[Recorded data]
>>>

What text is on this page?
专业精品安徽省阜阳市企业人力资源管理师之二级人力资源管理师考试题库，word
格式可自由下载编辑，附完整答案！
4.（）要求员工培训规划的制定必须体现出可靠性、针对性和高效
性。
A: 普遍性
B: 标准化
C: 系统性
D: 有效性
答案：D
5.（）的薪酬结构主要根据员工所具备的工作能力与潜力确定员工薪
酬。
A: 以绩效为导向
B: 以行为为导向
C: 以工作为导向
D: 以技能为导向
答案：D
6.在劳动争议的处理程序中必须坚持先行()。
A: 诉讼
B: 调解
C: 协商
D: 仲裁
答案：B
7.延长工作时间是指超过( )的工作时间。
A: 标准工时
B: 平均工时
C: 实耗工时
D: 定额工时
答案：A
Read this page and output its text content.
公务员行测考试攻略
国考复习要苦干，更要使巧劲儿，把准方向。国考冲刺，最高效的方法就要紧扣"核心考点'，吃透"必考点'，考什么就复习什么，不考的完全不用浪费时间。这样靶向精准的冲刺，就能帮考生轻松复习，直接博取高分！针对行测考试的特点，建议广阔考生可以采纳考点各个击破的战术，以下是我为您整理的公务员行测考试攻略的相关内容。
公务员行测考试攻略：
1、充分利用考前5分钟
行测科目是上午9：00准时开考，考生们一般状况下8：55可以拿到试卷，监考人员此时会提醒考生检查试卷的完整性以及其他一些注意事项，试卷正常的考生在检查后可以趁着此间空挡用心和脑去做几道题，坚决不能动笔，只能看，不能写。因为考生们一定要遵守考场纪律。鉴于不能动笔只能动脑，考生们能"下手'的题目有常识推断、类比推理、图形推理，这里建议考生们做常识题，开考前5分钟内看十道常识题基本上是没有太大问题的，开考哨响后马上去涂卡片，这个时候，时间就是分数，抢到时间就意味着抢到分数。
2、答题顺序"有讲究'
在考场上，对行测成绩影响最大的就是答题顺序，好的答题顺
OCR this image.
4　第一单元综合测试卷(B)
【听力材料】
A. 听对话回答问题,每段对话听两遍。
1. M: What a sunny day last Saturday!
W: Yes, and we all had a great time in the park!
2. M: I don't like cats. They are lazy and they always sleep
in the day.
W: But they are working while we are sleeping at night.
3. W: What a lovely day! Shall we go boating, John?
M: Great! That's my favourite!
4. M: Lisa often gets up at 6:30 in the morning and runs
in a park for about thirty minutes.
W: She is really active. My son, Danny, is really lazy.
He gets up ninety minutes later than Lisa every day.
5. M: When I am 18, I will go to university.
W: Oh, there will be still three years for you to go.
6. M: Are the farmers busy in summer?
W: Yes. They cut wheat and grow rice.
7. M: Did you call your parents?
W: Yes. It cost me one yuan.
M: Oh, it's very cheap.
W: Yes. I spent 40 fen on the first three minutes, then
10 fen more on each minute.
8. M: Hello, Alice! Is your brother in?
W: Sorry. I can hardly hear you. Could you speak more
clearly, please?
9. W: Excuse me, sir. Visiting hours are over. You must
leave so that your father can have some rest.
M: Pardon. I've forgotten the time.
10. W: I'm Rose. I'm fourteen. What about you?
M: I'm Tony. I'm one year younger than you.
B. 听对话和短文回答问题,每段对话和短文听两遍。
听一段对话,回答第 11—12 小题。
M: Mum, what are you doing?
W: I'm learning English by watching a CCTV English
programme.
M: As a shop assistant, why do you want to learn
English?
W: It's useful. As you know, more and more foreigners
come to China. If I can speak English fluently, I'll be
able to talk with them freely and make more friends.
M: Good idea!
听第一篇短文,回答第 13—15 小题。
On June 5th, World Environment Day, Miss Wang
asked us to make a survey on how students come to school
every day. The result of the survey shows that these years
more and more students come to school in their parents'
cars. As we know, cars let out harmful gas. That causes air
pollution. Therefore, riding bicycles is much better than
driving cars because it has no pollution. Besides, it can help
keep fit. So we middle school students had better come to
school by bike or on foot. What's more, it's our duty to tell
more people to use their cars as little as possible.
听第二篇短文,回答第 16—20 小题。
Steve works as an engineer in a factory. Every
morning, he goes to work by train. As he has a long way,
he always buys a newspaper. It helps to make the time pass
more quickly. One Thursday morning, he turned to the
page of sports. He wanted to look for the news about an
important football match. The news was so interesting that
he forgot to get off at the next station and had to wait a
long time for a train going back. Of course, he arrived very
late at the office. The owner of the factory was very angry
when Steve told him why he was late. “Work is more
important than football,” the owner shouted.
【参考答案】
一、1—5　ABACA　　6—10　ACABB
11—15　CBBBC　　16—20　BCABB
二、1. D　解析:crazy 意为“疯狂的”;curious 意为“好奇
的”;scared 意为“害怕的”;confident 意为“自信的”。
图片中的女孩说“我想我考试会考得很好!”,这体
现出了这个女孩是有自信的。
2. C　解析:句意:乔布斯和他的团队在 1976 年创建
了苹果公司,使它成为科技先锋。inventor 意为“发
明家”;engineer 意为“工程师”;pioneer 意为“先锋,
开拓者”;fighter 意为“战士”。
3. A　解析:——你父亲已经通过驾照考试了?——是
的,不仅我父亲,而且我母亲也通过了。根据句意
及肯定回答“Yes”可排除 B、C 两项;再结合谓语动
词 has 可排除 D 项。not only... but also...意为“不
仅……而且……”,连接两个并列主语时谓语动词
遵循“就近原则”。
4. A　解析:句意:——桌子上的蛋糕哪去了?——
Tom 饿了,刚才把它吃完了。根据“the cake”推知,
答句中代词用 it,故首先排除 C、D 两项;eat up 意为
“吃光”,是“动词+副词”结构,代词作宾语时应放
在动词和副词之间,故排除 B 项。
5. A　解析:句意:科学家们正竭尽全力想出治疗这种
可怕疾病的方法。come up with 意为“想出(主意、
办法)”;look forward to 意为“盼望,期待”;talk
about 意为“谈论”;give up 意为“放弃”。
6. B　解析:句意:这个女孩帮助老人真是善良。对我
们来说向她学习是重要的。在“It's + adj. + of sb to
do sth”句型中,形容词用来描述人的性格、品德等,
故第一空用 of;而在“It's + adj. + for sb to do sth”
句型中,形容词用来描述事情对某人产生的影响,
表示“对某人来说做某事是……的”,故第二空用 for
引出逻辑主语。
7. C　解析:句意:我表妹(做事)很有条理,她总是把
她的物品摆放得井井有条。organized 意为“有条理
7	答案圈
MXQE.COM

<<<

Within the records, how many lines include "owner"? The answer is the number and nothing else.

### Problem solution
2